List all lines of the data that include the string "anche".
━━━━━ DATA PROVIDED
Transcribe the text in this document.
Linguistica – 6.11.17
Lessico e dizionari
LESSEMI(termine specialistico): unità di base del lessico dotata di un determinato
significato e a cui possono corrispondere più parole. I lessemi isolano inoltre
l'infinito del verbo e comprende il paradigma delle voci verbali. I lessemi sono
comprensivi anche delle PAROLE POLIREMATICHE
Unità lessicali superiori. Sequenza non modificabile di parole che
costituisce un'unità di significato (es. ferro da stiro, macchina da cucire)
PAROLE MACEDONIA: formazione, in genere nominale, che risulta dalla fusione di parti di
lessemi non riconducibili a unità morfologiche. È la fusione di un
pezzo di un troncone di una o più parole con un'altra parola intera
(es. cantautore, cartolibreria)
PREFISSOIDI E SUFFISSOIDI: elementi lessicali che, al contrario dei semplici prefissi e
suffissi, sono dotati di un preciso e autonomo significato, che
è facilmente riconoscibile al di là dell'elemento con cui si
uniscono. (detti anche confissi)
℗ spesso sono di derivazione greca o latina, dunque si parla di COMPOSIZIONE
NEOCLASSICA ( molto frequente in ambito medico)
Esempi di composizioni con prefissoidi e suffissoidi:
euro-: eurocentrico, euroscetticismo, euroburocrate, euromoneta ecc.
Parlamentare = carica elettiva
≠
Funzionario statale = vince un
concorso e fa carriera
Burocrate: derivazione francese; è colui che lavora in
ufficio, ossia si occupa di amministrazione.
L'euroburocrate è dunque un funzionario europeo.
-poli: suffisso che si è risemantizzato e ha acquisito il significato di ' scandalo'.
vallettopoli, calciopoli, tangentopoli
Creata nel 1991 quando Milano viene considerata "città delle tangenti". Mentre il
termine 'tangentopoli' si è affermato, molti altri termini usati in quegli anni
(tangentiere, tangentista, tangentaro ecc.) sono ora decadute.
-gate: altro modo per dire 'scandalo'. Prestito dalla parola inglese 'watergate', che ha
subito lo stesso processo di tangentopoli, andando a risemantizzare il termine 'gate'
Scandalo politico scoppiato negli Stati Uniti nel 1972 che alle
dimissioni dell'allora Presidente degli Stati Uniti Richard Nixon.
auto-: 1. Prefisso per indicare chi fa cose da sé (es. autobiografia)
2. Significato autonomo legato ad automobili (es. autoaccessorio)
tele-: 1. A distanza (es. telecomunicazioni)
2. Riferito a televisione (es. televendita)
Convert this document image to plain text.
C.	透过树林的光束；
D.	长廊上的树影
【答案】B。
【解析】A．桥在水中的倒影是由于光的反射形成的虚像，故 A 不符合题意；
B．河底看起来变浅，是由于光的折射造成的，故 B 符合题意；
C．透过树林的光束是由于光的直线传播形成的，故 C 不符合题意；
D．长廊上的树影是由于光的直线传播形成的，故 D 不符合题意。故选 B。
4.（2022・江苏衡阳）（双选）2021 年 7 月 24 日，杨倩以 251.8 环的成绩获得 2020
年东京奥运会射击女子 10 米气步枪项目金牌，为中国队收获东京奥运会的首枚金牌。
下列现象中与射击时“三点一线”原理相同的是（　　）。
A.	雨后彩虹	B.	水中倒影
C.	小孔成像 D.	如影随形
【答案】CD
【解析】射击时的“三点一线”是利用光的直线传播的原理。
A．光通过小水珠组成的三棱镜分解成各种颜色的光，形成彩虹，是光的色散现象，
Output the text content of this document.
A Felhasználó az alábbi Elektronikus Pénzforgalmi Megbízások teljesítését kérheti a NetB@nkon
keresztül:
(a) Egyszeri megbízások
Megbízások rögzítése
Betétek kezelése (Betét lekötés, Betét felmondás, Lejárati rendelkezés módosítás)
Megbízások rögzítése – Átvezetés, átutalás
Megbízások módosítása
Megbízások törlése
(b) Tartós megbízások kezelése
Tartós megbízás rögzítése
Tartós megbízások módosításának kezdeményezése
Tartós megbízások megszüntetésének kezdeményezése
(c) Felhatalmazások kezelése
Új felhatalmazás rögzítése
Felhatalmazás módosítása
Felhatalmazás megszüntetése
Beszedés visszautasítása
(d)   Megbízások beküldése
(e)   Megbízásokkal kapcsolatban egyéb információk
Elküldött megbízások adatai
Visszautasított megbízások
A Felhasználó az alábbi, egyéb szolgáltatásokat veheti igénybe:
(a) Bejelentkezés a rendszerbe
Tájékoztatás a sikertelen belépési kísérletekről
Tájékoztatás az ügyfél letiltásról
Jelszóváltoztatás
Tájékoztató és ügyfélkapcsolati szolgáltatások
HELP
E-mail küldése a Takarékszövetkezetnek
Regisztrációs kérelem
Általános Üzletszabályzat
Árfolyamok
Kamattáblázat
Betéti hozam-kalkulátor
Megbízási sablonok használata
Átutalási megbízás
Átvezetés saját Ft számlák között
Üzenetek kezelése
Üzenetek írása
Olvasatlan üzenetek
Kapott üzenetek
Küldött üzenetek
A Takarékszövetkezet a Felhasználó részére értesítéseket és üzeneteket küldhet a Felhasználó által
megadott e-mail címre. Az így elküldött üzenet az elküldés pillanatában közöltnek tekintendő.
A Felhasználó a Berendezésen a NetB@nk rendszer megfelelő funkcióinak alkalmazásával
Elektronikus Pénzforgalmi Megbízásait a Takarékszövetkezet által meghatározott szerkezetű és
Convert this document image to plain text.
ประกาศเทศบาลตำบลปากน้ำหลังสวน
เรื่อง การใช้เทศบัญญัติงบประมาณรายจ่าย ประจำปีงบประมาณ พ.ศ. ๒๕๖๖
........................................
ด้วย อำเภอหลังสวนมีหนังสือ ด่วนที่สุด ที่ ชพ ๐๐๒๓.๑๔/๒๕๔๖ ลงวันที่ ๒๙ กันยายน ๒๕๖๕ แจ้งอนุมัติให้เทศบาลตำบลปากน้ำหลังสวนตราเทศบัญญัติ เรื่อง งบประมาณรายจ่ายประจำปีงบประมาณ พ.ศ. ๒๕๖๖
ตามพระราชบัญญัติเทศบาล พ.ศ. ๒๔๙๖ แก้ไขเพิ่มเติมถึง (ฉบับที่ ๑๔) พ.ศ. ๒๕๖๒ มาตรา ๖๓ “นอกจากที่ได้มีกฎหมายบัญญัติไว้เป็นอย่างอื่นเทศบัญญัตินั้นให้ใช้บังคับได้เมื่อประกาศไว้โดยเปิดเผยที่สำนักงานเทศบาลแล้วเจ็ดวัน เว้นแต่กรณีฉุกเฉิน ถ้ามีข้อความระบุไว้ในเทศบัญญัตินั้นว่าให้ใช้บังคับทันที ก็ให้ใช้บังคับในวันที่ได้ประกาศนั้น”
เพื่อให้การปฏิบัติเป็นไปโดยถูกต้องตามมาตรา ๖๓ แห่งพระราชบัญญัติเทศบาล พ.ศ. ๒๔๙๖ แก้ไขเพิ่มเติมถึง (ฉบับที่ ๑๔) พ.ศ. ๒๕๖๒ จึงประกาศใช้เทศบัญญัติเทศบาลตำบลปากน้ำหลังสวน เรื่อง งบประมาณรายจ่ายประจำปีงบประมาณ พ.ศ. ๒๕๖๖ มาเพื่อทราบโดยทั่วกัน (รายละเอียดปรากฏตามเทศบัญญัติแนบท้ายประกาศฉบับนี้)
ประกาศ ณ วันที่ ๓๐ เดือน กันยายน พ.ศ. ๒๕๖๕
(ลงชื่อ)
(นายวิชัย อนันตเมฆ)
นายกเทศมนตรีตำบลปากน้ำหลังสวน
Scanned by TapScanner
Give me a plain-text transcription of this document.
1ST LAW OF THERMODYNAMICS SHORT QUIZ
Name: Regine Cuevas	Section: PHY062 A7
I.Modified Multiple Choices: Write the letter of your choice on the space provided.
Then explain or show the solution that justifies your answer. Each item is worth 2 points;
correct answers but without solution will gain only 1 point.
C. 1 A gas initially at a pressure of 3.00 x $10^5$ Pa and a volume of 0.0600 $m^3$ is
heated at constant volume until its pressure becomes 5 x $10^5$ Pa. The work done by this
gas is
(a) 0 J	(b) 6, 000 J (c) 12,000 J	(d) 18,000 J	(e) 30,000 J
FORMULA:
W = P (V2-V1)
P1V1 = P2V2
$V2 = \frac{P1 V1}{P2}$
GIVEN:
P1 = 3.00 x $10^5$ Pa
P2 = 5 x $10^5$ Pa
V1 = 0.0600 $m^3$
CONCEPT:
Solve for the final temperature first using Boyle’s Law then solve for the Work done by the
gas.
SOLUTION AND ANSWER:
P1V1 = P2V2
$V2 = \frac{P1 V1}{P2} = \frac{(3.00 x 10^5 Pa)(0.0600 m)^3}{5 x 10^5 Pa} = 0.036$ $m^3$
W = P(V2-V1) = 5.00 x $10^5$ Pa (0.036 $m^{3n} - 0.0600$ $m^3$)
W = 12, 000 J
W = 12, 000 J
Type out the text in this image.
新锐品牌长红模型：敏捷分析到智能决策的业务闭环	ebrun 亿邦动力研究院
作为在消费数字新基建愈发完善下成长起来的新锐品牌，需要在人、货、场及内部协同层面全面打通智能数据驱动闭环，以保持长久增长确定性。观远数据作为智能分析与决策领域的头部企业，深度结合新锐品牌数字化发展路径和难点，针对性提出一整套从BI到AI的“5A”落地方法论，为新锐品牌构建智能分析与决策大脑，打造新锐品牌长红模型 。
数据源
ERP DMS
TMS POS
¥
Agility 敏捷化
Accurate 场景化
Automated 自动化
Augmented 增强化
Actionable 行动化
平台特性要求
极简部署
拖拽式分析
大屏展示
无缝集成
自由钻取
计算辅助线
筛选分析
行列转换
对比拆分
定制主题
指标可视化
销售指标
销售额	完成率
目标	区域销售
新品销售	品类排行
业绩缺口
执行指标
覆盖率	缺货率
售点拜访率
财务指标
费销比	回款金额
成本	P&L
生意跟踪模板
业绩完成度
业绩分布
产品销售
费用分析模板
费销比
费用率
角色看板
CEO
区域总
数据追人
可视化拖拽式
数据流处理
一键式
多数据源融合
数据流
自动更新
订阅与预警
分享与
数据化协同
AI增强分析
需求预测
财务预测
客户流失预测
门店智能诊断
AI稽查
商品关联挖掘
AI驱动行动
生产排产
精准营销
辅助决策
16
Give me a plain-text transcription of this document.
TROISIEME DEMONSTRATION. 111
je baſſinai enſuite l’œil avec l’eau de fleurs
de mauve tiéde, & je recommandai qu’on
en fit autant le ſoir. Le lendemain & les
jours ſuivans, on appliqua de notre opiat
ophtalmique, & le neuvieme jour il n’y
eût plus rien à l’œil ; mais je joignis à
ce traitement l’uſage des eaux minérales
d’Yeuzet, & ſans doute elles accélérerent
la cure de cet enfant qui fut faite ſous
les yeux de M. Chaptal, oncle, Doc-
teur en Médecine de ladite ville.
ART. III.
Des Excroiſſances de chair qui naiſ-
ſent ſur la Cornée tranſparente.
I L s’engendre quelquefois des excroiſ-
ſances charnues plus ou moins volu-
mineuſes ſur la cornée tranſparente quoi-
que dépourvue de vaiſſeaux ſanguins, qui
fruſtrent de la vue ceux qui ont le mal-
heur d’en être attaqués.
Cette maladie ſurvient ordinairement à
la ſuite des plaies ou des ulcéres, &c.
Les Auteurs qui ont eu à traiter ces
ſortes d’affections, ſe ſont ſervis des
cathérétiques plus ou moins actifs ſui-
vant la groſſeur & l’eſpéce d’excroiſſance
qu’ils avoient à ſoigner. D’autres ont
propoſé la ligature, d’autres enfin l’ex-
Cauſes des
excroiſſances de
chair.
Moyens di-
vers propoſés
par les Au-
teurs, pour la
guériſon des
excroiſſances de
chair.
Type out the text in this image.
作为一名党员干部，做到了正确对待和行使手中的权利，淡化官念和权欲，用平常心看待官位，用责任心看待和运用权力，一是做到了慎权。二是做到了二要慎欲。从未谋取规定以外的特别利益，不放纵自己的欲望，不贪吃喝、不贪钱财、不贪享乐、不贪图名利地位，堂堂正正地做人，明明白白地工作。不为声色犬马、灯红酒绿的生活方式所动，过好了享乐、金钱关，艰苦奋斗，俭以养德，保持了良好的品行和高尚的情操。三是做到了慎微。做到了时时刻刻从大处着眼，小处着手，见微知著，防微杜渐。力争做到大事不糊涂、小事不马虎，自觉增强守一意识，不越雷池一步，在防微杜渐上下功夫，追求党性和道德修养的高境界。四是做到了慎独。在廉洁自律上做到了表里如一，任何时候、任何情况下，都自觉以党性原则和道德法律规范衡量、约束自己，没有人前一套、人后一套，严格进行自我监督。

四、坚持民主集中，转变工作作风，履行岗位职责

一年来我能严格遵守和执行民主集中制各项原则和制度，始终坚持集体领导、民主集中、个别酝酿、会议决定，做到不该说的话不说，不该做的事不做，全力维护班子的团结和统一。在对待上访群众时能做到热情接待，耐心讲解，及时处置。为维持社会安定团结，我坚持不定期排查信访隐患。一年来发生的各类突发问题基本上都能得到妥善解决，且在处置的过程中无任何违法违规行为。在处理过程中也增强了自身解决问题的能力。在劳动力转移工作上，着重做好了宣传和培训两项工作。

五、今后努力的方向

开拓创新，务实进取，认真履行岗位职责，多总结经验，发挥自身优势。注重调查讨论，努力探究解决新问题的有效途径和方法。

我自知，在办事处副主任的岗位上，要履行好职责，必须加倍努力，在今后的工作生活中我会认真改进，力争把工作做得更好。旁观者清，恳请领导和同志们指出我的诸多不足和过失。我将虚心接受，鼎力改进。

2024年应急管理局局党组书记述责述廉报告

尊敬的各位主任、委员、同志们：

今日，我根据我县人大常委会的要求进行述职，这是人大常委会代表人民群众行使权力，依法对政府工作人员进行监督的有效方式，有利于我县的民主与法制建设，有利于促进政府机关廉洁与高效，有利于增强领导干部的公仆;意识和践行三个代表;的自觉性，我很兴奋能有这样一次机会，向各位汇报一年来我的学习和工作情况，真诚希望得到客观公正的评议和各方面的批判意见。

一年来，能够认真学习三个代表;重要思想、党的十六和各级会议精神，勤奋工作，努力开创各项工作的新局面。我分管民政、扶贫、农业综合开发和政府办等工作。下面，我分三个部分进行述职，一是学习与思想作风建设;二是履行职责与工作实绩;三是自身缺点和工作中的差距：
━━━━━━━━━━
> **WRITTEN RESPONSE**:
comprensivi anche delle PAROLE POLIREMATICHE
uniscono. (detti anche confissi)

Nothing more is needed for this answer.